# WRITTEN INSTRUCTION
Restate the records below word for word.

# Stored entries

— START —

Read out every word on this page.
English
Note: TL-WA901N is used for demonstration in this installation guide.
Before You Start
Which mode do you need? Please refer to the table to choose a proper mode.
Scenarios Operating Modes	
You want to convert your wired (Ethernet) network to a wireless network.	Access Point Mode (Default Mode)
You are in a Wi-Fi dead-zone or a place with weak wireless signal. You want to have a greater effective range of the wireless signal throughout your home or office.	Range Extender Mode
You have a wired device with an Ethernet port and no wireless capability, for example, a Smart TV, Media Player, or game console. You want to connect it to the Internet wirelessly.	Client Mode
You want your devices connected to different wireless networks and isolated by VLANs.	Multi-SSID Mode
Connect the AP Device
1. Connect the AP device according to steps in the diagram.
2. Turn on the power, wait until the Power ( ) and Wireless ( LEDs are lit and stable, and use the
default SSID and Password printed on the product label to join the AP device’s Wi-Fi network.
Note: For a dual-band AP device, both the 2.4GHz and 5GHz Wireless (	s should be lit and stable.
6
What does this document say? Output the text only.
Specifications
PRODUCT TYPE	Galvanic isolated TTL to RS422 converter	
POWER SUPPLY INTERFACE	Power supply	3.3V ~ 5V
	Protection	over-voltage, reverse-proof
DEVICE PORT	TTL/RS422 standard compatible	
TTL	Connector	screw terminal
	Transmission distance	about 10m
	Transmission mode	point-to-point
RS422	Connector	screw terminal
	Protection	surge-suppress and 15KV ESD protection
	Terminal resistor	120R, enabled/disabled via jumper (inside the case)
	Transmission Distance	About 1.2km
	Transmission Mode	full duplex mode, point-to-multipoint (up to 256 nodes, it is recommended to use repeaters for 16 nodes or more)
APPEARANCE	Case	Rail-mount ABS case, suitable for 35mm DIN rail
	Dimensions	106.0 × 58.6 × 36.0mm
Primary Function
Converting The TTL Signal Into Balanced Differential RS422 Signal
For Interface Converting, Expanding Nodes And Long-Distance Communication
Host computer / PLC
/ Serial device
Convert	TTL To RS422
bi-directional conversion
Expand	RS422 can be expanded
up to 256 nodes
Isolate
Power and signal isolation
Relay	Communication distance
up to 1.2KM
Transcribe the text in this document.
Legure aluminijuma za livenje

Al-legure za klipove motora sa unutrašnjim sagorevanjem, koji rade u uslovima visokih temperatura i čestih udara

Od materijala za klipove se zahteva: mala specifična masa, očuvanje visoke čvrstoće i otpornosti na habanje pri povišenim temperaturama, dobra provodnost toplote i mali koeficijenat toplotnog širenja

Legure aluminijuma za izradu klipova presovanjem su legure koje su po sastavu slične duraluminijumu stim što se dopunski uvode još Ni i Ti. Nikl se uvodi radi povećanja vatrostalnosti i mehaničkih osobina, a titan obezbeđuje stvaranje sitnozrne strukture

— END —

# TASK RESPONSE
Read out every word on this page.
English
Note: TL-WA901N is used for demonstration in this installation guide.
Before You Start
Which mode do you need? Please refer to the table to choose a proper mode.
Scenarios Operating Modes	
You want to convert your wired (Ethernet) network to a wireless network.	Access Point Mode (Default Mode)
You are in a Wi-Fi dead-zone or a place with weak wireless signal. You want to have a greater effective range of the wireless signal throughout your home or office.	Range Extender Mode
You have a wired device with an Ethernet port and no wireless capability, for example, a Smart TV, Media Player, or game console. You want to connect it to the Internet wirelessly.	Client Mode
You want your devices connected to different wireless networks and isolated by VLANs.	Multi-SSID Mode
Connect the AP Device
1. Connect the AP device according to steps in the diagram.
2. Turn on the power, wait until the Power ( ) and Wireless ( LEDs are lit and stable, and use the
default SSID and Password printed on the product label to join the AP device’s Wi-Fi network.
Note: For a dual-band AP device, both the 2.4GHz and 5GHz Wireless (	s should be lit and stable.
6
What does this document say? Output the text only.
Specifications
PRODUCT TYPE	Galvanic isolated TTL to RS422 converter	
POWER SUPPLY INTERFACE	Power supply	3.3V ~ 5V
	Protection	over-voltage, reverse-proof
DEVICE PORT	TTL/RS422 standard compatible	
TTL	Connector	screw terminal
	Transmission distance	about 10m
	Transmission mode	point-to-point
RS422	Connector	screw terminal
	Protection	surge-suppress and 15KV ESD protection
	Terminal resistor	120R, enabled/disabled via jumper (inside the case)
	Transmission Distance	About 1.2km
	Transmission Mode	full duplex mode, point-to-multipoint (up to 256 nodes, it is recommended to use repeaters for 16 nodes or more)
APPEARANCE	Case	Rail-mount ABS case, suitable for 35mm DIN rail
	Dimensions	106.0 × 58.6 × 36.0mm
Primary Function
Converting The TTL Signal Into Balanced Differential RS422 Signal
For Interface Converting, Expanding Nodes And Long-Distance Communication
Host computer / PLC
/ Serial device
Convert	TTL To RS422
bi-directional conversion
Expand	RS422 can be expanded
up to 256 nodes
Isolate
Power and signal isolation
Relay	Communication distance
up to 1.2KM
Transcribe the text in this document.
Legure aluminijuma za livenje

Al-legure za klipove motora sa unutrašnjim sagorevanjem, koji rade u uslovima visokih temperatura i čestih udara

Od materijala za klipove se zahteva: mala specifična masa, očuvanje visoke čvrstoće i otpornosti na habanje pri povišenim temperaturama, dobra provodnost toplote i mali koeficijenat toplotnog širenja

Legure aluminijuma za izradu klipova presovanjem su legure koje su po sastavu slične duraluminijumu stim što se dopunski uvode još Ni i Ti. Nikl se uvodi radi povećanja vatrostalnosti i mehaničkih osobina, a titan obezbeđuje stvaranje sitnozrne strukture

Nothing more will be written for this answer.